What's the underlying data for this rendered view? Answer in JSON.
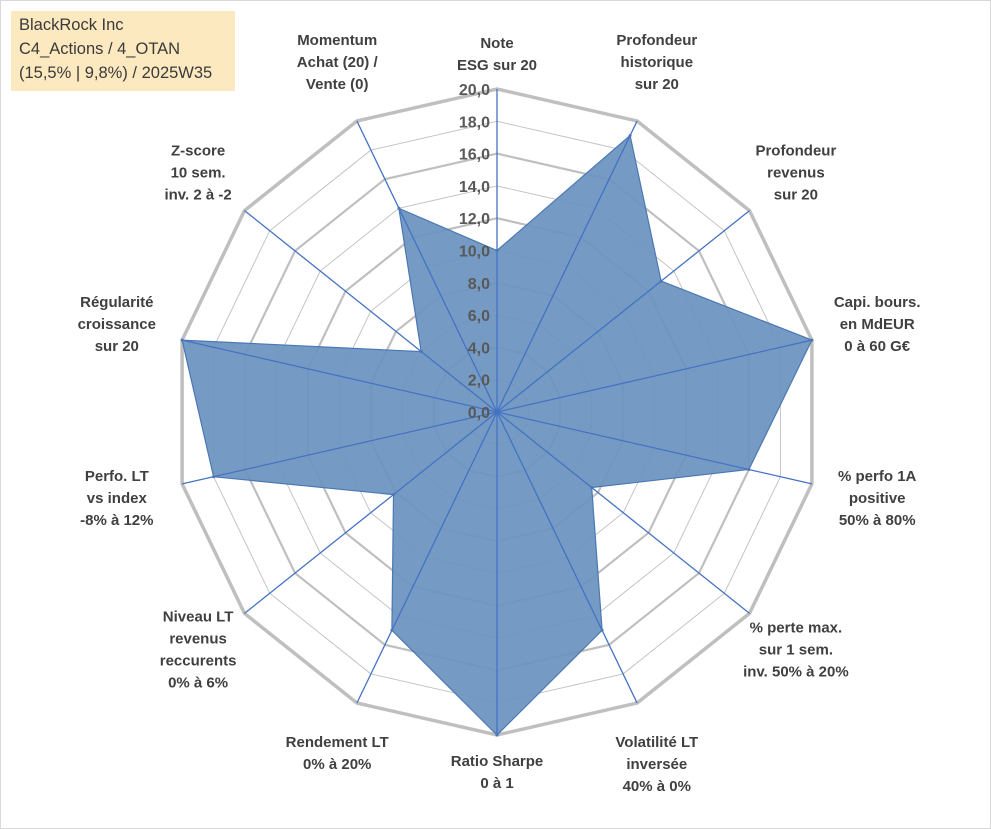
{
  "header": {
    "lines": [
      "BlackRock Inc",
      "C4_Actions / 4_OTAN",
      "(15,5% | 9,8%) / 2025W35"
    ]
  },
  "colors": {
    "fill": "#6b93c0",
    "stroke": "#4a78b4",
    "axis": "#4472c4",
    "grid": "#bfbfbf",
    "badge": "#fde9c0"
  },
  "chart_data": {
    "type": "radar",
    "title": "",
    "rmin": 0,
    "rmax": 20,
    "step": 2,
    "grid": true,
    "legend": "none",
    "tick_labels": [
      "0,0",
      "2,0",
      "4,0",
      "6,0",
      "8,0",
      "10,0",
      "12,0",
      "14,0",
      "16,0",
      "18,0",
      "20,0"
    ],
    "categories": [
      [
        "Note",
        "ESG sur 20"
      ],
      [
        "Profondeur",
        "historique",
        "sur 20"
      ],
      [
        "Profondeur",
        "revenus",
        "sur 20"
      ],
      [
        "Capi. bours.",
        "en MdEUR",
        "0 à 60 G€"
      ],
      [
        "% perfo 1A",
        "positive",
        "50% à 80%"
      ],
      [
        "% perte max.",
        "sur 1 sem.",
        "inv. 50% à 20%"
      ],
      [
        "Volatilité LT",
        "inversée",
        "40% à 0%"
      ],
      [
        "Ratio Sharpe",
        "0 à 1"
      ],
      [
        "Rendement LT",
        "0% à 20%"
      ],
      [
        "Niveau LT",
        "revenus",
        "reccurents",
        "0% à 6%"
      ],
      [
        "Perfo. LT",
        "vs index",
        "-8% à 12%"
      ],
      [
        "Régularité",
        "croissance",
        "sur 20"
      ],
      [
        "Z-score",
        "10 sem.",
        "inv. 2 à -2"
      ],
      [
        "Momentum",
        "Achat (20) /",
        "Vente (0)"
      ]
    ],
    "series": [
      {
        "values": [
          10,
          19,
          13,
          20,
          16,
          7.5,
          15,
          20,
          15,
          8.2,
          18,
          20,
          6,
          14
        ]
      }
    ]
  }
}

────────────────────

Aim of the task:
Exactly reproduce the entries above, minus the pictures.

Expected output:
What's the underlying data for this rendered view? Answer in JSON.
{
  "header": {
    "lines": [
      "BlackRock Inc",
      "C4_Actions / 4_OTAN",
      "(15,5% | 9,8%) / 2025W35"
    ]
  },
  "colors": {
    "fill": "#6b93c0",
    "stroke": "#4a78b4",
    "axis": "#4472c4",
    "grid": "#bfbfbf",
    "badge": "#fde9c0"
  },
  "chart_data": {
    "type": "radar",
    "title": "",
    "rmin": 0,
    "rmax": 20,
    "step": 2,
    "grid": true,
    "legend": "none",
    "tick_labels": [
      "0,0",
      "2,0",
      "4,0",
      "6,0",
      "8,0",
      "10,0",
      "12,0",
      "14,0",
      "16,0",
      "18,0",
      "20,0"
    ],
    "categories": [
      [
        "Note",
        "ESG sur 20"
      ],
      [
        "Profondeur",
        "historique",
        "sur 20"
      ],
      [
        "Profondeur",
        "revenus",
        "sur 20"
      ],
      [
        "Capi. bours.",
        "en MdEUR",
        "0 à 60 G€"
      ],
      [
        "% perfo 1A",
        "positive",
        "50% à 80%"
      ],
      [
        "% perte max.",
        "sur 1 sem.",
        "inv. 50% à 20%"
      ],
      [
        "Volatilité LT",
        "inversée",
        "40% à 0%"
      ],
      [
        "Ratio Sharpe",
        "0 à 1"
      ],
      [
        "Rendement LT",
        "0% à 20%"
      ],
      [
        "Niveau LT",
        "revenus",
        "reccurents",
        "0% à 6%"
      ],
      [
        "Perfo. LT",
        "vs index",
        "-8% à 12%"
      ],
      [
        "Régularité",
        "croissance",
        "sur 20"
      ],
      [
        "Z-score",
        "10 sem.",
        "inv. 2 à -2"
      ],
      [
        "Momentum",
        "Achat (20) /",
        "Vente (0)"
      ]
    ],
    "series": [
      {
        "values": [
          10,
          19,
          13,
          20,
          16,
          7.5,
          15,
          20,
          15,
          8.2,
          18,
          20,
          6,
          14
        ]
      }
    ]
  }
}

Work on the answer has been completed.